> What is expected
Retype each line exactly. Skip images.
####################
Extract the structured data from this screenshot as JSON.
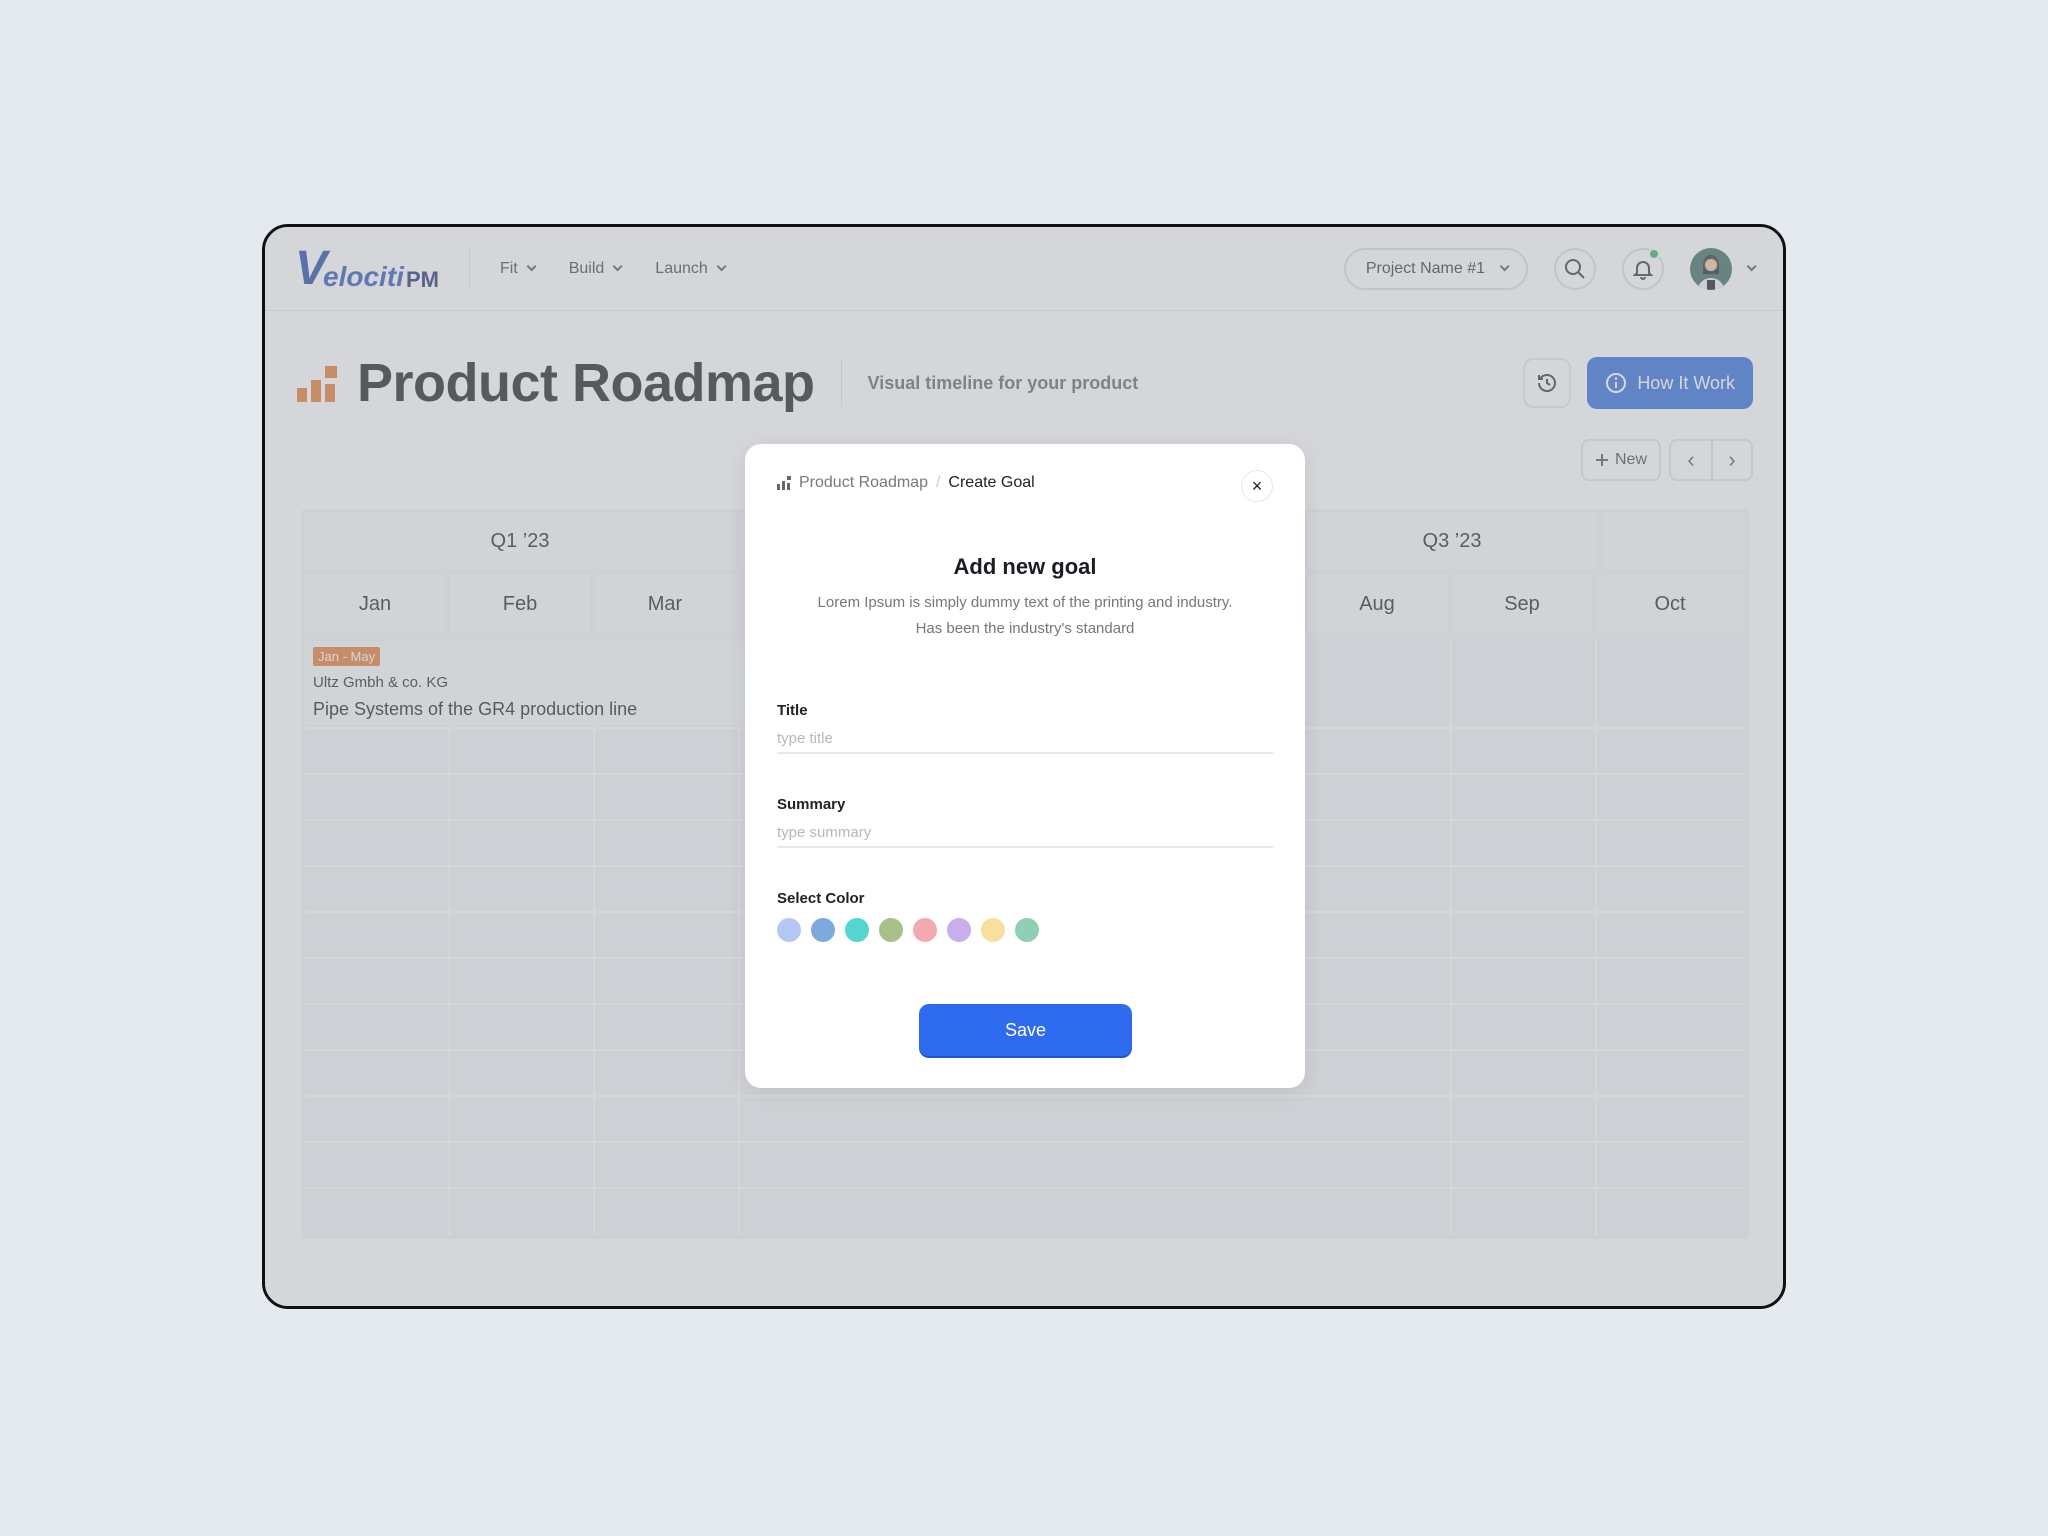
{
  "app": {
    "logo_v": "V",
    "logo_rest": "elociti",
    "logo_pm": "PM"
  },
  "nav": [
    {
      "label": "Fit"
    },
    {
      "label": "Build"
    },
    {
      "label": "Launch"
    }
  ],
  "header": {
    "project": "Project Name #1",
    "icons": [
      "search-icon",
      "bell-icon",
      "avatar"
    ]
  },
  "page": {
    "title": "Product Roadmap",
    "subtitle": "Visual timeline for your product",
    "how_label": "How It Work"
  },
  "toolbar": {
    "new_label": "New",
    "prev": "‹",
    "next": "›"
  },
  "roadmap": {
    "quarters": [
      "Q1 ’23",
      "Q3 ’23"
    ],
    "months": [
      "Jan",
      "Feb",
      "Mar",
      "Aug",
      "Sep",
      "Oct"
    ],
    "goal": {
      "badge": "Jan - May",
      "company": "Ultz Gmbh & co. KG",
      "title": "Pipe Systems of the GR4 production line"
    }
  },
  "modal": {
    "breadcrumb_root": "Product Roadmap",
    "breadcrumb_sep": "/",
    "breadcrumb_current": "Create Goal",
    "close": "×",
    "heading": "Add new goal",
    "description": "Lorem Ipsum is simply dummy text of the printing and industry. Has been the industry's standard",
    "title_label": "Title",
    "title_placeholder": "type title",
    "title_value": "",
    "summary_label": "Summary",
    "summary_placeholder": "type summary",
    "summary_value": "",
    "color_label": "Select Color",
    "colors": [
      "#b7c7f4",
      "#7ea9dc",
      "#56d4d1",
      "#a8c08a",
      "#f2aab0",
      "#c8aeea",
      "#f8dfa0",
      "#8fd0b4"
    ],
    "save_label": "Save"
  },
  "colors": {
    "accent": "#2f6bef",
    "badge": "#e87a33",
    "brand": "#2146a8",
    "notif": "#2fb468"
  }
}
####################
> Written answer
Extract the structured data from this screenshot as JSON.
{
  "app": {
    "logo_v": "V",
    "logo_rest": "elociti",
    "logo_pm": "PM"
  },
  "nav": [
    {
      "label": "Fit"
    },
    {
      "label": "Build"
    },
    {
      "label": "Launch"
    }
  ],
  "header": {
    "project": "Project Name #1",
    "icons": [
      "search-icon",
      "bell-icon",
      "avatar"
    ]
  },
  "page": {
    "title": "Product Roadmap",
    "subtitle": "Visual timeline for your product",
    "how_label": "How It Work"
  },
  "toolbar": {
    "new_label": "New",
    "prev": "‹",
    "next": "›"
  },
  "roadmap": {
    "quarters": [
      "Q1 ’23",
      "Q3 ’23"
    ],
    "months": [
      "Jan",
      "Feb",
      "Mar",
      "Aug",
      "Sep",
      "Oct"
    ],
    "goal": {
      "badge": "Jan - May",
      "company": "Ultz Gmbh & co. KG",
      "title": "Pipe Systems of the GR4 production line"
    }
  },
  "modal": {
    "breadcrumb_root": "Product Roadmap",
    "breadcrumb_sep": "/",
    "breadcrumb_current": "Create Goal",
    "close": "×",
    "heading": "Add new goal",
    "description": "Lorem Ipsum is simply dummy text of the printing and industry. Has been the industry's standard",
    "title_label": "Title",
    "title_placeholder": "type title",
    "title_value": "",
    "summary_label": "Summary",
    "summary_placeholder": "type summary",
    "summary_value": "",
    "color_label": "Select Color",
    "colors": [
      "#b7c7f4",
      "#7ea9dc",
      "#56d4d1",
      "#a8c08a",
      "#f2aab0",
      "#c8aeea",
      "#f8dfa0",
      "#8fd0b4"
    ],
    "save_label": "Save"
  },
  "colors": {
    "accent": "#2f6bef",
    "badge": "#e87a33",
    "brand": "#2146a8",
    "notif": "#2fb468"
  }
}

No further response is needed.